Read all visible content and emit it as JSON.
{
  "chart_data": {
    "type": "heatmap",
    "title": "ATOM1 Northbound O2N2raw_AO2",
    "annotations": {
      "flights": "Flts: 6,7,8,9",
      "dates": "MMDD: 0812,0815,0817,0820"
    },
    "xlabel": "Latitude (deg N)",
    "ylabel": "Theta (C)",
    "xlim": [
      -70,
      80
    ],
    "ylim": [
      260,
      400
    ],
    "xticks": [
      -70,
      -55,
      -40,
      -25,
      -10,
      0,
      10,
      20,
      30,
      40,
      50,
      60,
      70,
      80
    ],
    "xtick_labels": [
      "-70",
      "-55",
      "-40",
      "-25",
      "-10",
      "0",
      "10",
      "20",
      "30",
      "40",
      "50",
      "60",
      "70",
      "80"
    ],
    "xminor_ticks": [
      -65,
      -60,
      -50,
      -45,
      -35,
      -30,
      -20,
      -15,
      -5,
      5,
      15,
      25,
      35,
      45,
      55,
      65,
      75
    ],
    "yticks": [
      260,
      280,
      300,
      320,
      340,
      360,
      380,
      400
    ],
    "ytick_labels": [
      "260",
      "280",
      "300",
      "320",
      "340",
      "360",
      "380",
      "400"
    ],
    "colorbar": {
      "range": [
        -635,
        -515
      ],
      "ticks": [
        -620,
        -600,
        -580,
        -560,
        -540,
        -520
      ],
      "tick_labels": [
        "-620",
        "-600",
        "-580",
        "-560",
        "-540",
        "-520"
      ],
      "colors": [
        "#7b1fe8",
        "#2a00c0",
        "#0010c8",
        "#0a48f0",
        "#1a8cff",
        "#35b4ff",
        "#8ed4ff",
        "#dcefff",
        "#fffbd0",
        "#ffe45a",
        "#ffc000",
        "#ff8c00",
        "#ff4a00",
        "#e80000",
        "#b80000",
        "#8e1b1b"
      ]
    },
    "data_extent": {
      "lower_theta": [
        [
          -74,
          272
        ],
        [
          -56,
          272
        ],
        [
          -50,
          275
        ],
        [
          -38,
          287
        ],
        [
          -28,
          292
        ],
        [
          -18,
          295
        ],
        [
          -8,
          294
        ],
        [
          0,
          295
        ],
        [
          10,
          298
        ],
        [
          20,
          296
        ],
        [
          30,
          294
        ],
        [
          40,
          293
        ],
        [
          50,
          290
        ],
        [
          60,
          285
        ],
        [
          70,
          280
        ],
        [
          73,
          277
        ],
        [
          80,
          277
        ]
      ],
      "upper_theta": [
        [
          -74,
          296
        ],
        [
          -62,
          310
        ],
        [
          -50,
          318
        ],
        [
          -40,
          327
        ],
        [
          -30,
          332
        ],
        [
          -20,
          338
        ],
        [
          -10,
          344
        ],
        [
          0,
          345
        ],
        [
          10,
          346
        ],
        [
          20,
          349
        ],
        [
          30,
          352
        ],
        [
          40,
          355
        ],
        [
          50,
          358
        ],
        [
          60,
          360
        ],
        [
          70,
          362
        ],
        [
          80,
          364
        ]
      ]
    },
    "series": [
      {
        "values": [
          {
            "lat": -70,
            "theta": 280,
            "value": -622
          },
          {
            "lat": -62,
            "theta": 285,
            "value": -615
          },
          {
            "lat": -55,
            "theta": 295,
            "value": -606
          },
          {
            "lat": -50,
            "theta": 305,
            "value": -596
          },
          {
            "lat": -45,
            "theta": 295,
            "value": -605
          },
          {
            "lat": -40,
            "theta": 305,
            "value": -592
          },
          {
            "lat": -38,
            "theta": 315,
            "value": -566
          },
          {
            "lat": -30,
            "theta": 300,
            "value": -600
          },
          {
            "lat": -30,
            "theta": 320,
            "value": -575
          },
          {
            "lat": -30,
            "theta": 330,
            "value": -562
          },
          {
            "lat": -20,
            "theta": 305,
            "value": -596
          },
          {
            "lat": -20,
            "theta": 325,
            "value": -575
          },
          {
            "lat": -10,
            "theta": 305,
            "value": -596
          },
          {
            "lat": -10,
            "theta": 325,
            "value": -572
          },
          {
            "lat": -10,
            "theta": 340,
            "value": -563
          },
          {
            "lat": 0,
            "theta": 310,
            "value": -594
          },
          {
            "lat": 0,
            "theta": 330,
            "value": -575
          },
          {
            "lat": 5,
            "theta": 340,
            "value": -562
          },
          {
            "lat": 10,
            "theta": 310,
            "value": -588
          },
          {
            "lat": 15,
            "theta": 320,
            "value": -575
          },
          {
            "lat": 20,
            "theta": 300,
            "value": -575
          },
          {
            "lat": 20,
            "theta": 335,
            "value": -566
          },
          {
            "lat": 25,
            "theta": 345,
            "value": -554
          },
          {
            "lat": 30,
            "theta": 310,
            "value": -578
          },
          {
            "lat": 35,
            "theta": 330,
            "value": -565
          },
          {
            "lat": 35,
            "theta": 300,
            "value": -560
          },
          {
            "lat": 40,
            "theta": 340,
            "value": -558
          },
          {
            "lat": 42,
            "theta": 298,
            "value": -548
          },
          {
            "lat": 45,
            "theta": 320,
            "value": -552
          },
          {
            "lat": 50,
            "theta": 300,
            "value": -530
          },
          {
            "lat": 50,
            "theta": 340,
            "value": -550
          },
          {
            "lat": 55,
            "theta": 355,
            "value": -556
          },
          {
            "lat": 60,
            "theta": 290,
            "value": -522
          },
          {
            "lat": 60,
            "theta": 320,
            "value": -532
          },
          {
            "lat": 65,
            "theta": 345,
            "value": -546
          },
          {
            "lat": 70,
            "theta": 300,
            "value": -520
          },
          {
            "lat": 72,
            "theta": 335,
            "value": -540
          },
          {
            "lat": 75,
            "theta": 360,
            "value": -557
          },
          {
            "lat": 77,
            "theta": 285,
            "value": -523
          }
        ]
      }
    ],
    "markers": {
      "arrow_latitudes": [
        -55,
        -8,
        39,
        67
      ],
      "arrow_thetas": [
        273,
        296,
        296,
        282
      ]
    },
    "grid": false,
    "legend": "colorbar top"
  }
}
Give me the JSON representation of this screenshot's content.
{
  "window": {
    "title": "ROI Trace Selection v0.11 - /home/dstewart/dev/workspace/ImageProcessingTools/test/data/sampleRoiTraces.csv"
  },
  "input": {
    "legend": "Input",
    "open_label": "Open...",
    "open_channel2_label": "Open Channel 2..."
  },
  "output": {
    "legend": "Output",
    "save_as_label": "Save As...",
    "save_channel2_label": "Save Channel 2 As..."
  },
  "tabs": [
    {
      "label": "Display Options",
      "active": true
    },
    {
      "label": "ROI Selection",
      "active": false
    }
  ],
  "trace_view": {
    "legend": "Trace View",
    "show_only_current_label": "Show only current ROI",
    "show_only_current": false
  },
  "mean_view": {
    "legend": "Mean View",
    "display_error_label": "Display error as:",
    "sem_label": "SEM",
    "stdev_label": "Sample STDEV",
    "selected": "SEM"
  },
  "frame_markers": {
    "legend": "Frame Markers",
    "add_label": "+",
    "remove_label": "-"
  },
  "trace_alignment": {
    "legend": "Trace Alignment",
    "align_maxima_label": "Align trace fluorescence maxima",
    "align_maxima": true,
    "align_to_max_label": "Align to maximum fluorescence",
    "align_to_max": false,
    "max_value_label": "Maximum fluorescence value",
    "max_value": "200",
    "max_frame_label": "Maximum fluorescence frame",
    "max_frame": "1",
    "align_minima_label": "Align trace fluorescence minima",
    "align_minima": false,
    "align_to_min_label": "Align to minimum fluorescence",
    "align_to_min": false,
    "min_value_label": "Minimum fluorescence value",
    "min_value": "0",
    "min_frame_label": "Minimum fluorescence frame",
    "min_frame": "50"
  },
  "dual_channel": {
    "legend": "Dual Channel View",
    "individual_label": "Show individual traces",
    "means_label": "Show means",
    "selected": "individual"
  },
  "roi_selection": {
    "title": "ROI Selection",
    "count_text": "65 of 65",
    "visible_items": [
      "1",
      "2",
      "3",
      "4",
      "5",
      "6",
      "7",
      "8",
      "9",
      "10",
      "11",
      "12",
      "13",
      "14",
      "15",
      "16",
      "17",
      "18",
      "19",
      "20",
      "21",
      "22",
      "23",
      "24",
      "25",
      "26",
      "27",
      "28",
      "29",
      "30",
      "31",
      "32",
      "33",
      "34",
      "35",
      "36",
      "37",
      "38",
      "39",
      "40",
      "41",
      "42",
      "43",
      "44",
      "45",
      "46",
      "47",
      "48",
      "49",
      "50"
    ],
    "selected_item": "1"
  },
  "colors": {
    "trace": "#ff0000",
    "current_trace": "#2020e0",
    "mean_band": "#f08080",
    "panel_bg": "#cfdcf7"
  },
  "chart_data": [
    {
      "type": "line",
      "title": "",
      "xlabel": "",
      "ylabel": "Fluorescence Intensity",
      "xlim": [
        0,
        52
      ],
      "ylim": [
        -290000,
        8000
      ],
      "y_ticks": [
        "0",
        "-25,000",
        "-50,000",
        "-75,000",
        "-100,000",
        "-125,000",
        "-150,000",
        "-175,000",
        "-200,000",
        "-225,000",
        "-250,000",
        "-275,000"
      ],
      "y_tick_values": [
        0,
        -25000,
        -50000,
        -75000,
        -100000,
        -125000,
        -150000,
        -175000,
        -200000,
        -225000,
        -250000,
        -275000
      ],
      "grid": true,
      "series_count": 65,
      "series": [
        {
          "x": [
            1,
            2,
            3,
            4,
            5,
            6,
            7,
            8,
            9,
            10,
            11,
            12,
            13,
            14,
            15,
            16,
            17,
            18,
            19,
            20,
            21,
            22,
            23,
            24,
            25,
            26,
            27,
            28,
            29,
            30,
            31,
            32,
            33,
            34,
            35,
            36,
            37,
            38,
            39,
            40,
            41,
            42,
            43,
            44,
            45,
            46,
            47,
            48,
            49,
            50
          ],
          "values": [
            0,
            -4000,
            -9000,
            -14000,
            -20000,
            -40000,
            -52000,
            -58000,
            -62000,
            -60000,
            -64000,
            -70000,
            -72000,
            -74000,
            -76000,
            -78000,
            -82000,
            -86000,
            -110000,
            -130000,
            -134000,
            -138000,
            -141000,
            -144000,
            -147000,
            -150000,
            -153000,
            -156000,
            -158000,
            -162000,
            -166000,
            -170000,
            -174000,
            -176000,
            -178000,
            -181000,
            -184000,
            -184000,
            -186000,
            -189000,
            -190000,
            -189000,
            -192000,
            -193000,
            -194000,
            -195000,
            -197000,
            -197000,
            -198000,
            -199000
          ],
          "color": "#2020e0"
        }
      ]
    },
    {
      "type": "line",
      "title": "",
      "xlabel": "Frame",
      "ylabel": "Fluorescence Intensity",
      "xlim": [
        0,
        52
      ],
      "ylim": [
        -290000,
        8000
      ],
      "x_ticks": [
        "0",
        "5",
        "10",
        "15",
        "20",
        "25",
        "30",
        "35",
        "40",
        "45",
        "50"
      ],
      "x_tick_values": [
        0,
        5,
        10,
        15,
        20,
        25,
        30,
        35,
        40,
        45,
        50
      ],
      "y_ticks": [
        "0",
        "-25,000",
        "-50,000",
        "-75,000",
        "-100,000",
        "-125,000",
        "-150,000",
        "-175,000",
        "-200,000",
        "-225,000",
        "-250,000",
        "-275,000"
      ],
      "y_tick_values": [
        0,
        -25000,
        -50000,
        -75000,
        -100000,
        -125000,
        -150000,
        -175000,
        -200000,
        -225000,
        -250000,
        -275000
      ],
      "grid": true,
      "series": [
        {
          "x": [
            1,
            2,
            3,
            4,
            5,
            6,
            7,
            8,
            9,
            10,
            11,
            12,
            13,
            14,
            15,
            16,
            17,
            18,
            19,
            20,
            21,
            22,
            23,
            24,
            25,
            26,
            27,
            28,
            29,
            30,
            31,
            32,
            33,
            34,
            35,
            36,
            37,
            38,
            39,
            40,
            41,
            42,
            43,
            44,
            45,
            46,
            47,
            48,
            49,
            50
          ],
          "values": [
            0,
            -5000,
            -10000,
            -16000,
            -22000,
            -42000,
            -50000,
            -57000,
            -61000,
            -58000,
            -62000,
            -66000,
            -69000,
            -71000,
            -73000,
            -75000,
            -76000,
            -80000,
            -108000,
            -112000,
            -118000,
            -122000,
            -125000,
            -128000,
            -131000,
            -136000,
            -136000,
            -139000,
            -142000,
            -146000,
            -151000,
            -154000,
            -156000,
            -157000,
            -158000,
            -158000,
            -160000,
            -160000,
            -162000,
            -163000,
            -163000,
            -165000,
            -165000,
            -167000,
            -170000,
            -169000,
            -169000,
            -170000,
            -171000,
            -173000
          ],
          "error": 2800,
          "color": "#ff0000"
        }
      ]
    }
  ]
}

────

Problem details: Count the lines in the entries above that include the string "true", then give only that figure.

Result for this task: 4